[Data entries for graphics]
◆ ◆ ◆ ◆ ◆ ◆ ◆
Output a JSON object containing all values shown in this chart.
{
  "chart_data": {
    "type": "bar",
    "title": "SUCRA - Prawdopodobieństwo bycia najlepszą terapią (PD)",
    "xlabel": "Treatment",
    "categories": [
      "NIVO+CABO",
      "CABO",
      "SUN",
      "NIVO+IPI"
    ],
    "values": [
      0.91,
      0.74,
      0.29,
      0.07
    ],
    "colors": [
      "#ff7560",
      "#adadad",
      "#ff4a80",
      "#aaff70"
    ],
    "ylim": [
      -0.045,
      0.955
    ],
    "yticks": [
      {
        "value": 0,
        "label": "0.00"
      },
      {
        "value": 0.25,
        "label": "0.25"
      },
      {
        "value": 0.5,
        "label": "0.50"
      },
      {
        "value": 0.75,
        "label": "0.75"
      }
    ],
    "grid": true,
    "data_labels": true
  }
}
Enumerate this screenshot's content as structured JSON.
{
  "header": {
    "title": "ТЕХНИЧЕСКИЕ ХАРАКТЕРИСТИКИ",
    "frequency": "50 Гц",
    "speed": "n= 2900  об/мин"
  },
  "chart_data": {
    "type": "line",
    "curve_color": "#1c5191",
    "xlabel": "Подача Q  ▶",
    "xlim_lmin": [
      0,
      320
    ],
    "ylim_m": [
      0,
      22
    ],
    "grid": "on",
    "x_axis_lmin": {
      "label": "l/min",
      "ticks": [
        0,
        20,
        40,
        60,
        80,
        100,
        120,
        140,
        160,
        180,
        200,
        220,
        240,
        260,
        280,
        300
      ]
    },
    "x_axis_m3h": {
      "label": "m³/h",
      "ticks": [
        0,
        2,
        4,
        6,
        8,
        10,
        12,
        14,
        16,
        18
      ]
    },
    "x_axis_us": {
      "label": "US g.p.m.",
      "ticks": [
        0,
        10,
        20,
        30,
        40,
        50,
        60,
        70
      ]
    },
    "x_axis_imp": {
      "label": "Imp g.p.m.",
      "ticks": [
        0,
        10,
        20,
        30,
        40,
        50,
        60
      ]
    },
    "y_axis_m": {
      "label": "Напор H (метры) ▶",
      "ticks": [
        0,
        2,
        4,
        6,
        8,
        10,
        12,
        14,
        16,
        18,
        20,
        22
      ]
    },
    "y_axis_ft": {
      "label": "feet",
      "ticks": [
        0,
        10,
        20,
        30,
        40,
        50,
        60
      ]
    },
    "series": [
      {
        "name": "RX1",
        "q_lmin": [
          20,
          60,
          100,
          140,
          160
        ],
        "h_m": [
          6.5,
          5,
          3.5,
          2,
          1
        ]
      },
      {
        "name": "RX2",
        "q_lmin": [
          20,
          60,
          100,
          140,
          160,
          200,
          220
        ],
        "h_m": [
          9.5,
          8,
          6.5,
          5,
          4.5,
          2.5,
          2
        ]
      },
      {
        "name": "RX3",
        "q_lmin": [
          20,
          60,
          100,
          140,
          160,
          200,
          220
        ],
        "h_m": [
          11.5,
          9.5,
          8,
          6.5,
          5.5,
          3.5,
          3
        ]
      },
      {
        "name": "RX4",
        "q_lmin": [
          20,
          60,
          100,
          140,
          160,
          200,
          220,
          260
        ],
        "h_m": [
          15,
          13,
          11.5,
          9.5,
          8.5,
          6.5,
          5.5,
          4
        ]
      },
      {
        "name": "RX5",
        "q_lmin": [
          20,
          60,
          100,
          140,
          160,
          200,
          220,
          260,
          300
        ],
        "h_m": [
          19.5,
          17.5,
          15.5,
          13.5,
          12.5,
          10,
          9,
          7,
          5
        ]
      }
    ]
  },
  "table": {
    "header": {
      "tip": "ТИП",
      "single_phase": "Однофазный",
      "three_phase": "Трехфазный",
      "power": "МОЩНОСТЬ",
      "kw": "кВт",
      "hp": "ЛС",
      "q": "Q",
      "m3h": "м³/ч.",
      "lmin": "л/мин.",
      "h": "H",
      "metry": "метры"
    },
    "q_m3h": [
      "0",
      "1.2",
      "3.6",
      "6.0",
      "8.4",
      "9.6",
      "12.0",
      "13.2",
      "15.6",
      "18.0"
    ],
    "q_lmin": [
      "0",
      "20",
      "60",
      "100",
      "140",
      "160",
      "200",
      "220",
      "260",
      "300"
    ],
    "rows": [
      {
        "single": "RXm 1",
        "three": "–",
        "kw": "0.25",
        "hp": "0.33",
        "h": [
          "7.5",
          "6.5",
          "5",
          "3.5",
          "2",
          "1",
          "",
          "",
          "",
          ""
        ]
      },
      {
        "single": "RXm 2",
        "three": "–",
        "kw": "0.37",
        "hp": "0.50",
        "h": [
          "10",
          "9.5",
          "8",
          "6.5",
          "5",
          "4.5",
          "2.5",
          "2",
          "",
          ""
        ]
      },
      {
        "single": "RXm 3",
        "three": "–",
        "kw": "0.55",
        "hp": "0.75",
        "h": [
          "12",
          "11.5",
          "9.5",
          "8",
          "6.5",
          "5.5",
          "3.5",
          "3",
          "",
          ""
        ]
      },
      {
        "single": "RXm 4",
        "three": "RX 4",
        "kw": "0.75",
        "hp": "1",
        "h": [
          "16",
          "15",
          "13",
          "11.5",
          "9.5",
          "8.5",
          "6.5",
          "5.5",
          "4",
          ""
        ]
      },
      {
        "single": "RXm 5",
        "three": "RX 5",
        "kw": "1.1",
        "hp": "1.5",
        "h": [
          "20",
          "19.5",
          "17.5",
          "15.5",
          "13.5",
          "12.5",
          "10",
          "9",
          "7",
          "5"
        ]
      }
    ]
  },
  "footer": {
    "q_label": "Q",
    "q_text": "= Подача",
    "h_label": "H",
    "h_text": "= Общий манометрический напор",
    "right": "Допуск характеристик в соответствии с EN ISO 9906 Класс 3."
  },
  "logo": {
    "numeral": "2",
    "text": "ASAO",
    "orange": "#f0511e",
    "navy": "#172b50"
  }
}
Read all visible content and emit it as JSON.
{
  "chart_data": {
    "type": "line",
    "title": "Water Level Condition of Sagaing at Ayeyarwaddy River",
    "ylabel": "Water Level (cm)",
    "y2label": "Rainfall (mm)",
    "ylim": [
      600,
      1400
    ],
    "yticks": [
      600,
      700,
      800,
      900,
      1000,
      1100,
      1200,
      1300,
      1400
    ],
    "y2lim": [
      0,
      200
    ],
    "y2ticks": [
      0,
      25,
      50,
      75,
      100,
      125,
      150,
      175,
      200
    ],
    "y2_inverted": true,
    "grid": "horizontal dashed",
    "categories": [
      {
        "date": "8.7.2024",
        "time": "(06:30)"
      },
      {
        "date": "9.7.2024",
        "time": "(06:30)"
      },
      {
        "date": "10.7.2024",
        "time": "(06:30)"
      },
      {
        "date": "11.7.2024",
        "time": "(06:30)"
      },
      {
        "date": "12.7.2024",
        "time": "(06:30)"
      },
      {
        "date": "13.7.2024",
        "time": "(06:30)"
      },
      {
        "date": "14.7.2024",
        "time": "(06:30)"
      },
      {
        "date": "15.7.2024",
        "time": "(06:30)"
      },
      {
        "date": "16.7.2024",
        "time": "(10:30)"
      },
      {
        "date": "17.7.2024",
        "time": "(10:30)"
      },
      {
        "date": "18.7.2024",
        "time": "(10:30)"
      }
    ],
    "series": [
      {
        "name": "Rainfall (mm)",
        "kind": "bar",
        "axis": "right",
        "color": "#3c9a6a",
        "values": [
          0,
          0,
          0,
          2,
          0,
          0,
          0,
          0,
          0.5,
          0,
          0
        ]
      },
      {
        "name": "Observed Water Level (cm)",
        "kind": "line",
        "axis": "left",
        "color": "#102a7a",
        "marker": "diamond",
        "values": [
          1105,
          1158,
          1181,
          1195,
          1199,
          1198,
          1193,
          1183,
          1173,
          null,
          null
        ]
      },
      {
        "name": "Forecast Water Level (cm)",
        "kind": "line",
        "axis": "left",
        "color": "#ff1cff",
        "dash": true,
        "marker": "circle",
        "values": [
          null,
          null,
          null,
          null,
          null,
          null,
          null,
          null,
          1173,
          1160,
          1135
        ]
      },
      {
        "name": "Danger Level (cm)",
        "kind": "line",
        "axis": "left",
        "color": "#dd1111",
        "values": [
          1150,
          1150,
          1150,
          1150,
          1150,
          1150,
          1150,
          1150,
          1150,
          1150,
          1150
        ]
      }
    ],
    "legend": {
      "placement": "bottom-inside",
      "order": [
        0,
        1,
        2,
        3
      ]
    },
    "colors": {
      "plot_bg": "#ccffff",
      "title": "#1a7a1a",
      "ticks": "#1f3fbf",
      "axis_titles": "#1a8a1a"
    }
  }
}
◆ ◆ ◆ ◆ ◆ ◆ ◆
*WHAT YOU SHOULD DO:*
List every line in the records above that contains the word "date".

*PROBLEM SOLUTION:*
        "date": "8.7.2024",
        "date": "9.7.2024",
        "date": "10.7.2024",
        "date": "11.7.2024",
        "date": "12.7.2024",
        "date": "13.7.2024",
        "date": "14.7.2024",
        "date": "15.7.2024",
        "date": "16.7.2024",
        "date": "17.7.2024",
        "date": "18.7.2024",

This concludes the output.